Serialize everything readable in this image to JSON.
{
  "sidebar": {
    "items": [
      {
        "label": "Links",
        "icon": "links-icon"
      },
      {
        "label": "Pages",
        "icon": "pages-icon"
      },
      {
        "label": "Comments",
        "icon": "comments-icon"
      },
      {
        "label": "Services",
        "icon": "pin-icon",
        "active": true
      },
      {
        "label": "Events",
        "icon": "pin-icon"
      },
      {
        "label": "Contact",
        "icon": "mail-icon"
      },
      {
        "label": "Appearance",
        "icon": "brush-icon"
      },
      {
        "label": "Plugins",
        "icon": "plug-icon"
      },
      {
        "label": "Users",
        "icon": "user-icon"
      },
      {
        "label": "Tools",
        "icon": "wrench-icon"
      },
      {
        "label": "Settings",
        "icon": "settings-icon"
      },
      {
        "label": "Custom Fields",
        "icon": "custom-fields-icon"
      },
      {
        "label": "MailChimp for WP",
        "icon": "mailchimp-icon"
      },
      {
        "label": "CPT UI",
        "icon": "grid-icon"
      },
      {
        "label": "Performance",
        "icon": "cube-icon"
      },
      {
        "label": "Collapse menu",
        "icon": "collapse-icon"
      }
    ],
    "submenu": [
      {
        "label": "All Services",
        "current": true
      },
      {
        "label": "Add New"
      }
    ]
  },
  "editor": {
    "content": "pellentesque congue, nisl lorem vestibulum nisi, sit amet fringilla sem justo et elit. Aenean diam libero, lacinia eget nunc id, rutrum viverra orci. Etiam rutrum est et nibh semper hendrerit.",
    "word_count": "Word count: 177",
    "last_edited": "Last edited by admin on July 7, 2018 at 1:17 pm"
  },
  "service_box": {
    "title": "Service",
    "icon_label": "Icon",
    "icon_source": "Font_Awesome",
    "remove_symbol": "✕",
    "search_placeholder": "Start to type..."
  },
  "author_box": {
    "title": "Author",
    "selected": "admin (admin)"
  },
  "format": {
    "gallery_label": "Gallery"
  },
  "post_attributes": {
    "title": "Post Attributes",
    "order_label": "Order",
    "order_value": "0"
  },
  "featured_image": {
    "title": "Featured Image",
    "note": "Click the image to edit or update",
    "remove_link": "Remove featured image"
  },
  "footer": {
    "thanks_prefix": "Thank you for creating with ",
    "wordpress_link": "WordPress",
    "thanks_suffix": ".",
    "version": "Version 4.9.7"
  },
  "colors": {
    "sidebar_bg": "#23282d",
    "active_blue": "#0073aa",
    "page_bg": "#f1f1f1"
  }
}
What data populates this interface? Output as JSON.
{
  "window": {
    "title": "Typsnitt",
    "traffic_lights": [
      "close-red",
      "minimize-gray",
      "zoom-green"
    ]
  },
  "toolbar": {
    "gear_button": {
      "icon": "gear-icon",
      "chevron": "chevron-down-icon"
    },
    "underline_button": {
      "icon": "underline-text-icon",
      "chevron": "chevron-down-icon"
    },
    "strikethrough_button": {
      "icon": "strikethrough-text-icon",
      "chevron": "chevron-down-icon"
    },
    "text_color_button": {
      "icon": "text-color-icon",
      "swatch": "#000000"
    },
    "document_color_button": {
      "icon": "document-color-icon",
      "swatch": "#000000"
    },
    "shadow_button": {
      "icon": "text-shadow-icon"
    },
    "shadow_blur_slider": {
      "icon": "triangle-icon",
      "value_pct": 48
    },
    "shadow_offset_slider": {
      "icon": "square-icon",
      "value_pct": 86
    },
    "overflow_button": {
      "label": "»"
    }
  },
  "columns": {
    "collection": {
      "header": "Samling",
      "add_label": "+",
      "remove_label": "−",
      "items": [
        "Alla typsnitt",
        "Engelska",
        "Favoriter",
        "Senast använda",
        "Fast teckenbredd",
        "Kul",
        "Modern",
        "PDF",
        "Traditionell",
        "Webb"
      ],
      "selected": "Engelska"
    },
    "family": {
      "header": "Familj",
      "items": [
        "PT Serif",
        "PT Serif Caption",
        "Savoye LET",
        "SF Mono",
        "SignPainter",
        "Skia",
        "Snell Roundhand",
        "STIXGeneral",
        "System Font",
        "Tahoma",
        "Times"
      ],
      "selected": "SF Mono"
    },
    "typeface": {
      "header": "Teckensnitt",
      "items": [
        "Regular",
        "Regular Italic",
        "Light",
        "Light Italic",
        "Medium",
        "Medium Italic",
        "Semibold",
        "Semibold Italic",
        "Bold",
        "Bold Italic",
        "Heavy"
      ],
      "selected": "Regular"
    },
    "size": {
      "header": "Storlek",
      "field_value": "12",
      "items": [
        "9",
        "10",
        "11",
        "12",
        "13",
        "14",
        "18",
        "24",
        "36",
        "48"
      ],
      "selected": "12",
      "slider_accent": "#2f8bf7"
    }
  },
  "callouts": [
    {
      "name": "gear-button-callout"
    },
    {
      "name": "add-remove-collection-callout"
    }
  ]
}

Written exercise: Copy each line of the data above that holds "name".

Right answer:
      "name": "gear-button-callout"
      "name": "add-remove-collection-callout"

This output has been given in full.